[BEGIN Excerpted records]

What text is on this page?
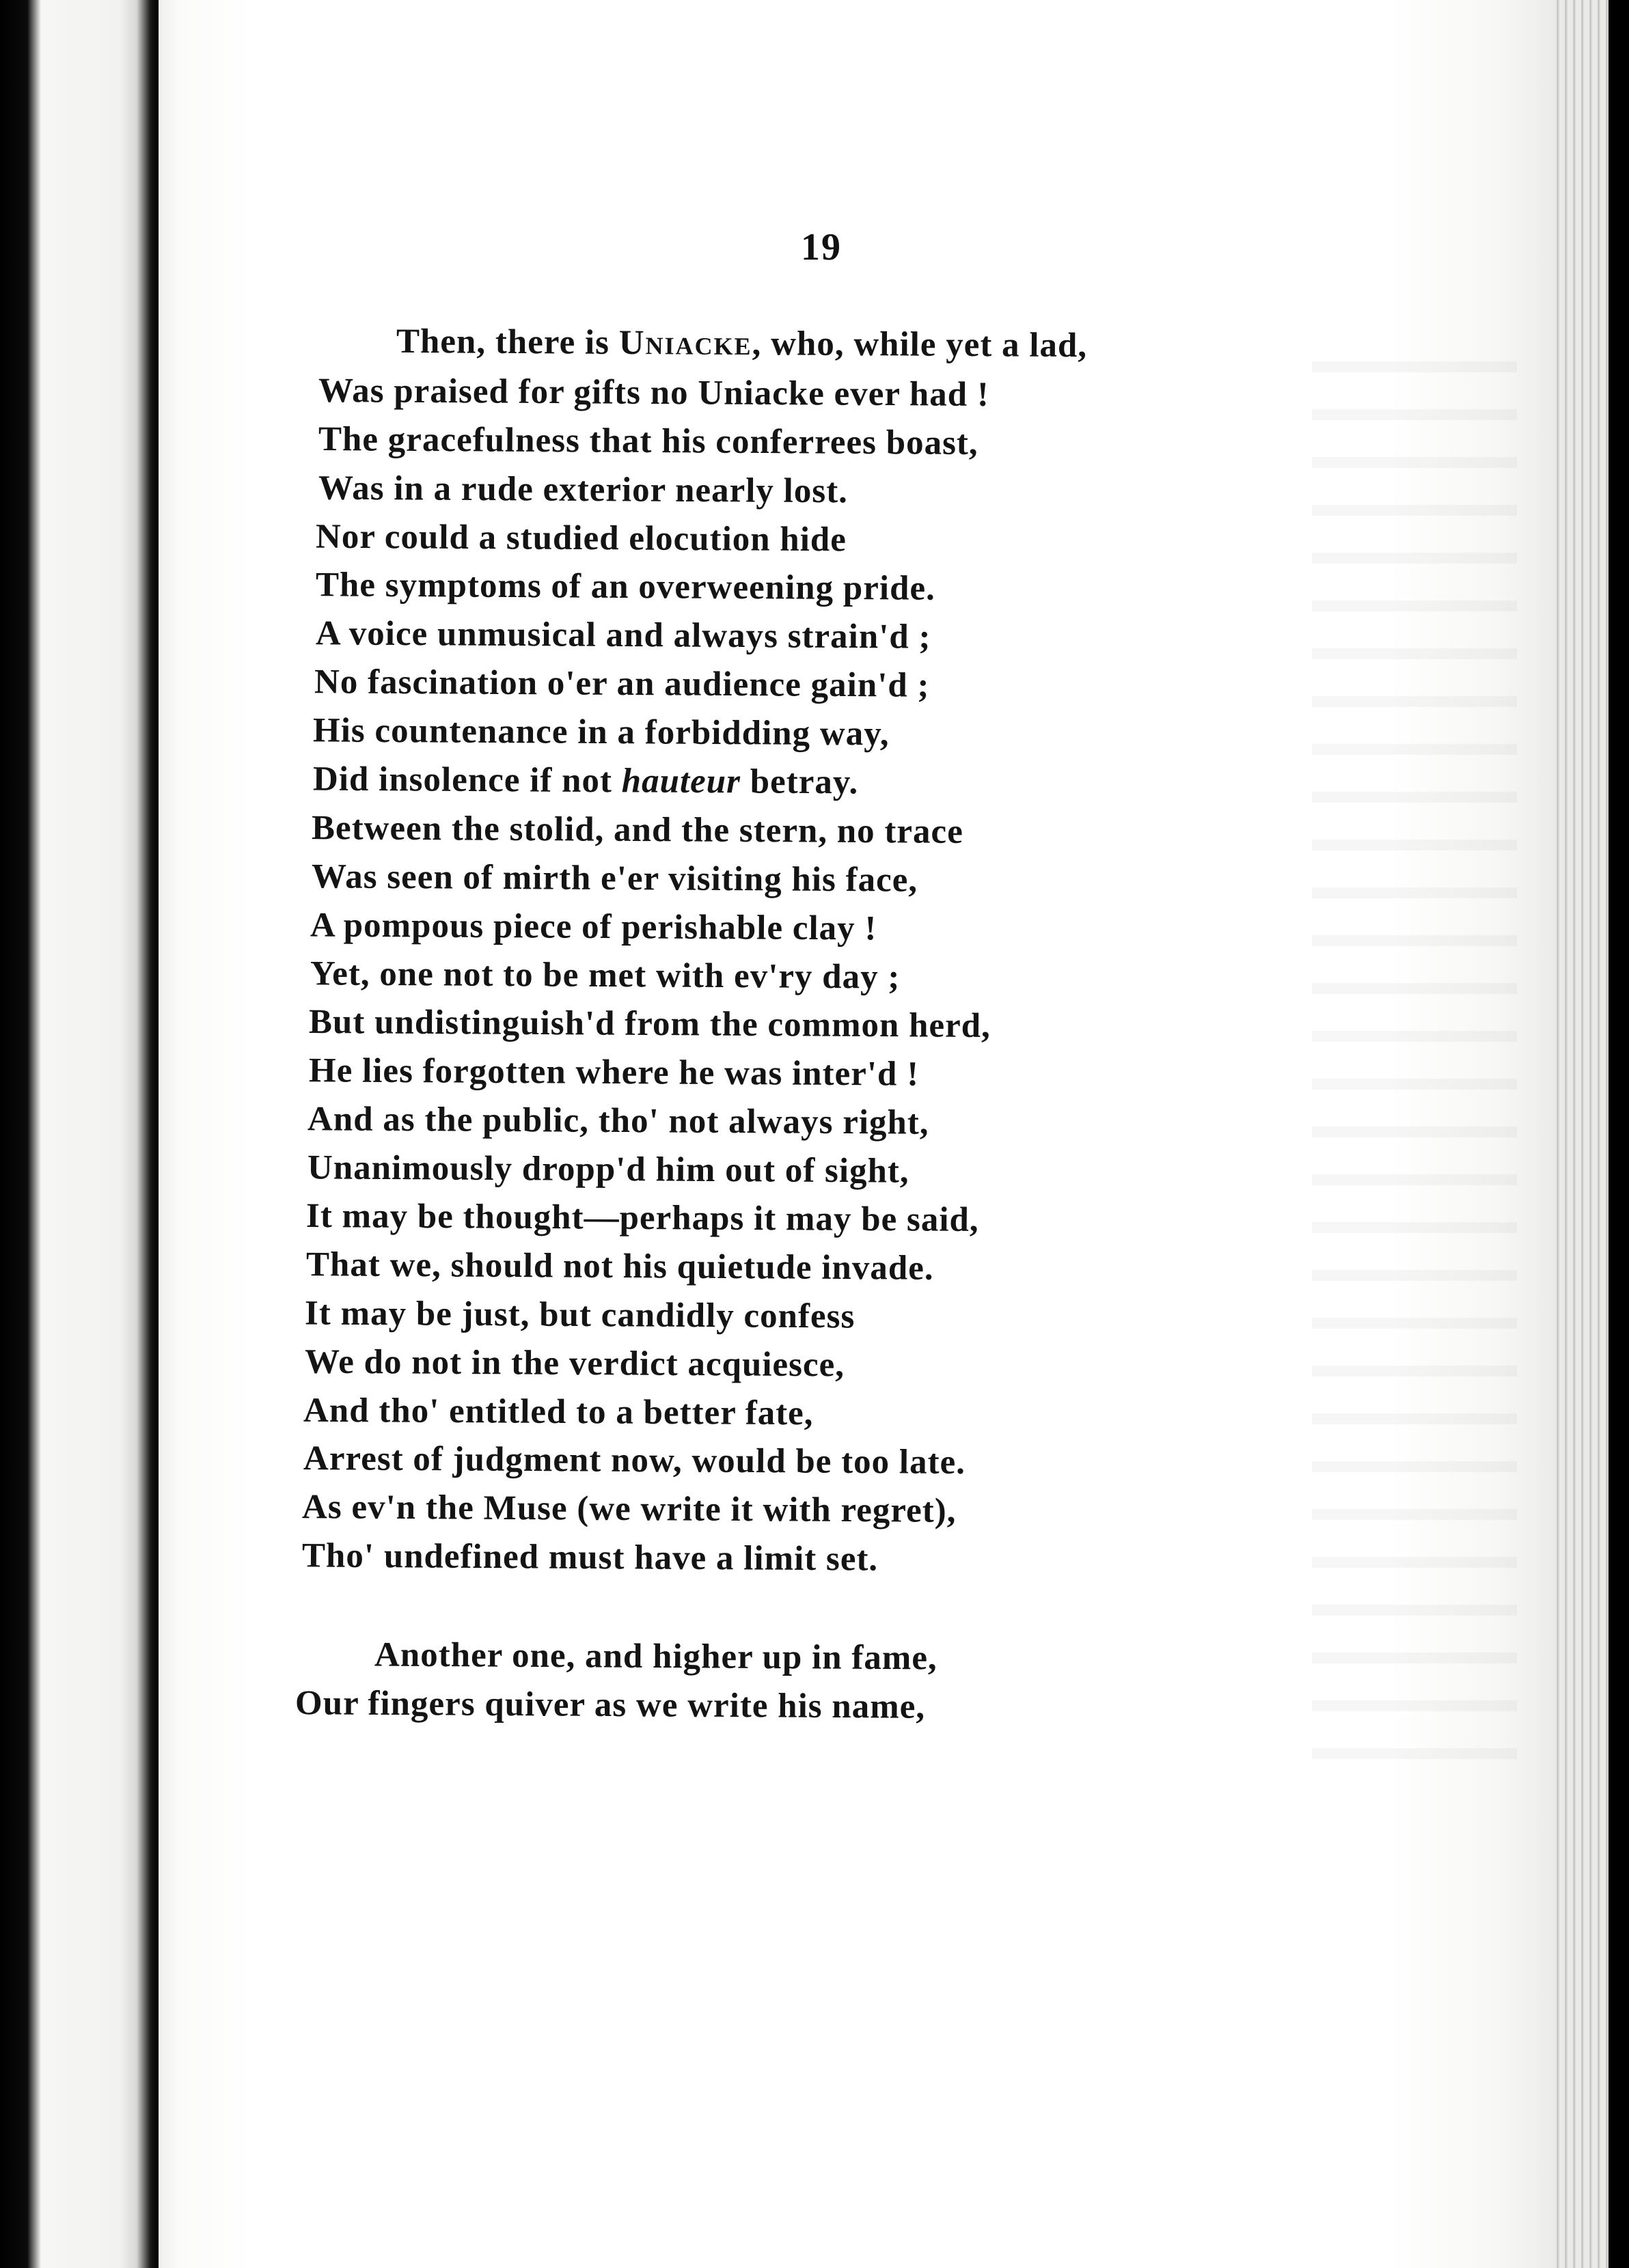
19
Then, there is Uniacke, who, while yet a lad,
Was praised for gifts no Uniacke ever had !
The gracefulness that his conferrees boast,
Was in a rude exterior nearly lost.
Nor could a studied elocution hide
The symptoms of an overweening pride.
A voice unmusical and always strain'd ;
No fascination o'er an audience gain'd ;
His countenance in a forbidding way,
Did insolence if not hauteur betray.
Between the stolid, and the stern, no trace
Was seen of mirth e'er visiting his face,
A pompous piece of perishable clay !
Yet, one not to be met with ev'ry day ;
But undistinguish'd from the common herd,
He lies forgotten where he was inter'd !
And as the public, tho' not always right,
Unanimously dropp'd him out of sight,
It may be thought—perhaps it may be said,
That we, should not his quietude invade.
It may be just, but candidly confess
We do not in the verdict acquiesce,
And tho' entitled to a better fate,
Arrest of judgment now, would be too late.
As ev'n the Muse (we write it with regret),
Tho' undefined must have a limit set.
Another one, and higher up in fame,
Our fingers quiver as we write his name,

[END Excerpted records]
[BEGIN Excerpted records]

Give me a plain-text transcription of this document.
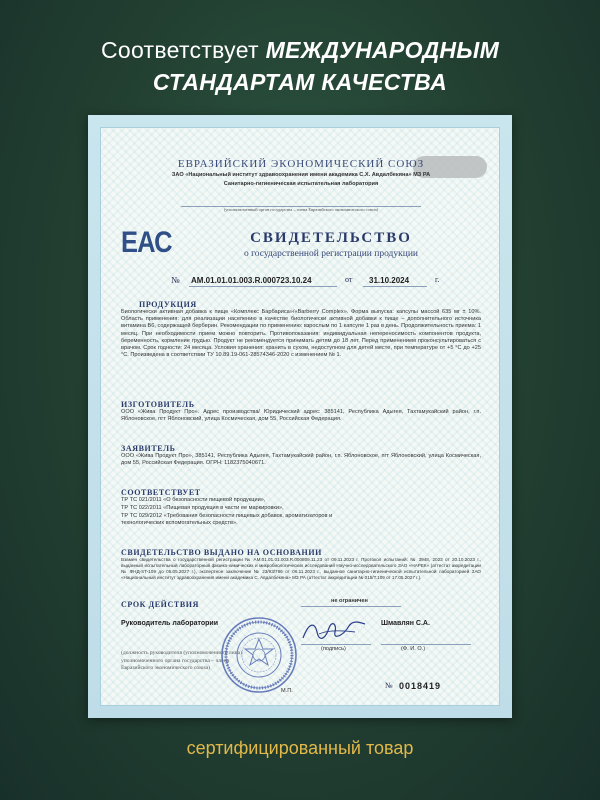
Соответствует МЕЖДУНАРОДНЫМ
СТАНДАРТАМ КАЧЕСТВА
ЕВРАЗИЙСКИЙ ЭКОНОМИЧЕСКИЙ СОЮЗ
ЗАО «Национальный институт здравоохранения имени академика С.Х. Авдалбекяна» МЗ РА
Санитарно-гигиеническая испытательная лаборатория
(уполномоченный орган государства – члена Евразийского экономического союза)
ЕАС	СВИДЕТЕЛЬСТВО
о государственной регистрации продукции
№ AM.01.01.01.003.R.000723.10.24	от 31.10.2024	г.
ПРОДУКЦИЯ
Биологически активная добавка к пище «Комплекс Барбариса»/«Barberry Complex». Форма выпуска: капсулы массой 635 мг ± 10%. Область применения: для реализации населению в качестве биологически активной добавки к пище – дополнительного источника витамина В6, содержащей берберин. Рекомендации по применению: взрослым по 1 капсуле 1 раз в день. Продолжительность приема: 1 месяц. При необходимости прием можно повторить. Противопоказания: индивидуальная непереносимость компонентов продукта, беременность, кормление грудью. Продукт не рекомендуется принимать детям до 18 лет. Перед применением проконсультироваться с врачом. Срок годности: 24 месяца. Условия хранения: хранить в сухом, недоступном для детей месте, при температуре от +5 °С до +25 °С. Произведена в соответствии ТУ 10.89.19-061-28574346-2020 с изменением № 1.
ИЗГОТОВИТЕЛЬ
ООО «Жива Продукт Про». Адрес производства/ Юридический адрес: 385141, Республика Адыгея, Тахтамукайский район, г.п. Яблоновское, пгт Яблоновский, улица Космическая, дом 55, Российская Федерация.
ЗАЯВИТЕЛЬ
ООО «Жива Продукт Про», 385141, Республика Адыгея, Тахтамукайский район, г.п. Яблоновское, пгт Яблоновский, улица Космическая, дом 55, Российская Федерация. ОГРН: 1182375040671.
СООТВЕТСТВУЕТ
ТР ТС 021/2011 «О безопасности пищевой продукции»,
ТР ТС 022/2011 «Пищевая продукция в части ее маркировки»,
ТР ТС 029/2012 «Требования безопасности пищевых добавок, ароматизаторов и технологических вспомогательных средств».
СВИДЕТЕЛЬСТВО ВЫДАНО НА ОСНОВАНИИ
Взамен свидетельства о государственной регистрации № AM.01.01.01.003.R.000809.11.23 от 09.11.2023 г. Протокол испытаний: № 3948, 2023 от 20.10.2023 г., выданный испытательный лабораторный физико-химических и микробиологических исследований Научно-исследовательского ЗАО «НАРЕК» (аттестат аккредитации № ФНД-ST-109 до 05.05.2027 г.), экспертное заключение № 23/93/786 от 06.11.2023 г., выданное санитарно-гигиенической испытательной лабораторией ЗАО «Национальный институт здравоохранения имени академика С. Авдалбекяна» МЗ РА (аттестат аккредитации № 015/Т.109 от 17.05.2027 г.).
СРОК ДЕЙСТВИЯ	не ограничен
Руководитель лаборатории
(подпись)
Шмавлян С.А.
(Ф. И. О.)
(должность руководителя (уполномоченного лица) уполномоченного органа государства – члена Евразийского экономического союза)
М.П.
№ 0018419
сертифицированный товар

[END Excerpted records]

Where a line contains "Евразийского", copy that line.

(уполномоченный орган государства – члена Евразийского экономического союза)
(должность руководителя (уполномоченного лица) уполномоченного органа государства – члена Евразийского экономического союза)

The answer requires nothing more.